*DIRECTIVE*
Gather up every line from the entries below that uses the word "ylabel".

____

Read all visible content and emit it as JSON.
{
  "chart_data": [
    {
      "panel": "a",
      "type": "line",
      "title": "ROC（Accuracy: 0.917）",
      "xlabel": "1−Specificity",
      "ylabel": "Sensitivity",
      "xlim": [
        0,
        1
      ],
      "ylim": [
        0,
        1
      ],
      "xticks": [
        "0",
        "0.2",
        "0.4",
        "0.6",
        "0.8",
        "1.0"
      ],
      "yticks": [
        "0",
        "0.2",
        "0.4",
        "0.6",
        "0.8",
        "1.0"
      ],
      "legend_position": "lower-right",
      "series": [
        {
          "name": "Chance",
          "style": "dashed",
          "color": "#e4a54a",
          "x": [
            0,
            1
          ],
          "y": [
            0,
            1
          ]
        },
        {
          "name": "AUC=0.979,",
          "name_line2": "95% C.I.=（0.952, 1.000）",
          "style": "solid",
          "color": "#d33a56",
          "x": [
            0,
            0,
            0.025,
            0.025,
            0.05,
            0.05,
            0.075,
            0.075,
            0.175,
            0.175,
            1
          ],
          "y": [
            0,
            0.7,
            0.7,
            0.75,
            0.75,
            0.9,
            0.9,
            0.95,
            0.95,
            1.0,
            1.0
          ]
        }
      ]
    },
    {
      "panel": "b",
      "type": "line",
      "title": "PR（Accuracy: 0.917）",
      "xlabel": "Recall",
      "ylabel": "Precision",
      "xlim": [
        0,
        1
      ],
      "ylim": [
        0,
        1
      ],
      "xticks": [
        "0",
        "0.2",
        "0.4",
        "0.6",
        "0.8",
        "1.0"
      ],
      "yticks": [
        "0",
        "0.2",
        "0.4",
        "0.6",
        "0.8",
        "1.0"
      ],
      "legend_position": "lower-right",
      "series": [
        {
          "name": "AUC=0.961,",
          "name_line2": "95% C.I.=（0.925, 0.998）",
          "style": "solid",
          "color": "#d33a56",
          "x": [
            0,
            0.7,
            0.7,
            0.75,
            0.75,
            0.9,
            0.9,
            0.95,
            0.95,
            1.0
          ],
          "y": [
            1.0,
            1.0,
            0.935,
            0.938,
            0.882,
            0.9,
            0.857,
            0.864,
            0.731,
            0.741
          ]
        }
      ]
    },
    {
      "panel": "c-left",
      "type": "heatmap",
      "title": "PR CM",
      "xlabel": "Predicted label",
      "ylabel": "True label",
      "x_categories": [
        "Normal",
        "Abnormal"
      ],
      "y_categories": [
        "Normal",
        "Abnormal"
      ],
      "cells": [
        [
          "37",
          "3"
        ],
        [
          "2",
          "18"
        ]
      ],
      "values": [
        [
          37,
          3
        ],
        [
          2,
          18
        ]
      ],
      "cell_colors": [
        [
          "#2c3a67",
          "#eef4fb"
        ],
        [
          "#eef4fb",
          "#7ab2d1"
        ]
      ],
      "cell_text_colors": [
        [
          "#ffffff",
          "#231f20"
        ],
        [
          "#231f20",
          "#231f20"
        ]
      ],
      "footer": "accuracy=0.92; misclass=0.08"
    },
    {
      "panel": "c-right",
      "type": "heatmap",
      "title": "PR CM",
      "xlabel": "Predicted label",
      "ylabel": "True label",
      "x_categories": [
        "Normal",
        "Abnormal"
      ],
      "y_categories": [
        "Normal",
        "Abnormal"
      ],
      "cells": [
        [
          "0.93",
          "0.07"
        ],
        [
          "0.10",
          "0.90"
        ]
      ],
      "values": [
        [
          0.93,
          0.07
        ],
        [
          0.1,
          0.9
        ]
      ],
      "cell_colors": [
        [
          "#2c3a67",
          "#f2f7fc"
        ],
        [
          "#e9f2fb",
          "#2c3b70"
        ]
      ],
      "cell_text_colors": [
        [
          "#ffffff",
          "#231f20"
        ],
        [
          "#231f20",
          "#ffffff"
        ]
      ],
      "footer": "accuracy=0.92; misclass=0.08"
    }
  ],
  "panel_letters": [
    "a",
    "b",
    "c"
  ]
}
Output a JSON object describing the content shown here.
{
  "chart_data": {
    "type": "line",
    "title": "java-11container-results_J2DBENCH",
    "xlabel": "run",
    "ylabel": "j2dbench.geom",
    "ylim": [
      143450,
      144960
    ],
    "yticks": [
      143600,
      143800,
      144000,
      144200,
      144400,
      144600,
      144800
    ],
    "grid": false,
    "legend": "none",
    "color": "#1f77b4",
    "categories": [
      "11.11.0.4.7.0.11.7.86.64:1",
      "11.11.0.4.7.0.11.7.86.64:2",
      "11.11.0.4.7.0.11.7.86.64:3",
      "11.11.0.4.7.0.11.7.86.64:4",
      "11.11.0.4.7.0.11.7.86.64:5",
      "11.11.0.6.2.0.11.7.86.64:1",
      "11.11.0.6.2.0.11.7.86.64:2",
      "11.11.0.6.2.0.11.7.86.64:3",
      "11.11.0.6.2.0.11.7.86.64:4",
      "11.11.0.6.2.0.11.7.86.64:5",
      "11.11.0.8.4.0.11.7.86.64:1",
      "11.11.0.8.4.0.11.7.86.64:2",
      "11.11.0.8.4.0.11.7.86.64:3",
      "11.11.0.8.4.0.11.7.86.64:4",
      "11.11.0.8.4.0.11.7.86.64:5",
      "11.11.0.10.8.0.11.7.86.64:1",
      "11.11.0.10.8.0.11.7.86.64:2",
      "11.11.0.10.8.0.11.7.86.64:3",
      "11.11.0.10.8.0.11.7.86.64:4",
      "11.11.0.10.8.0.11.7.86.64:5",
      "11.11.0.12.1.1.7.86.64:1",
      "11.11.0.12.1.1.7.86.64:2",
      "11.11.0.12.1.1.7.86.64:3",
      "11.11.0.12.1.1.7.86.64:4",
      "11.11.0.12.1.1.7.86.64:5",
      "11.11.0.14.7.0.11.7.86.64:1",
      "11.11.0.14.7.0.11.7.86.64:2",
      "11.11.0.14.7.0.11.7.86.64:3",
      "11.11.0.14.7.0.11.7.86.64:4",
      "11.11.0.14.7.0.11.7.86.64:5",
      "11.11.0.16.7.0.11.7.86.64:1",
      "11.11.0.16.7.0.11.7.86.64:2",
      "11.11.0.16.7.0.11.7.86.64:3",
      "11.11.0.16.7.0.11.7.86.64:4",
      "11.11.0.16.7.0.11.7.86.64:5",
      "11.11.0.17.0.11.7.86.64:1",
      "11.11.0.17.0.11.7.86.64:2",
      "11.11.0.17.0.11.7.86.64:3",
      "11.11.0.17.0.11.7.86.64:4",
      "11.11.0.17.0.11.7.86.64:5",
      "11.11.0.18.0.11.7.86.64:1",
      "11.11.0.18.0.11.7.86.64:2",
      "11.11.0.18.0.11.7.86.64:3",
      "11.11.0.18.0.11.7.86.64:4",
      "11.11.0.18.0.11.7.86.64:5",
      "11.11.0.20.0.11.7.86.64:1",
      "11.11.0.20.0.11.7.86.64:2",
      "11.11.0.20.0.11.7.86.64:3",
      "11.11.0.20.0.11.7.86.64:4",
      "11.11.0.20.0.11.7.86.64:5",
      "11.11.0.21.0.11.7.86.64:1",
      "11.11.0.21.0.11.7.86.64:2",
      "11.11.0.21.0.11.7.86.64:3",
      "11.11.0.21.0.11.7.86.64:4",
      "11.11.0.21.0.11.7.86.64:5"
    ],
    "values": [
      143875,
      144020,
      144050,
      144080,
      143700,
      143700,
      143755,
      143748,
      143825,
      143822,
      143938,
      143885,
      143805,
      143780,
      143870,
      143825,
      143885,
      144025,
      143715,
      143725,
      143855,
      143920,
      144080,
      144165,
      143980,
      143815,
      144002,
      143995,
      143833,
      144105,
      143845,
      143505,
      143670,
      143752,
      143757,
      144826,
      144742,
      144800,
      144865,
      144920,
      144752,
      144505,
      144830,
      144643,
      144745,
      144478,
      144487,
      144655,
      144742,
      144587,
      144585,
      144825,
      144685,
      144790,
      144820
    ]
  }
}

____

*ANSWER TO THIS TASK*
      "ylabel": "Sensitivity",
      "ylabel": "Precision",
      "ylabel": "True label",
      "ylabel": "True label",
    "ylabel": "j2dbench.geom",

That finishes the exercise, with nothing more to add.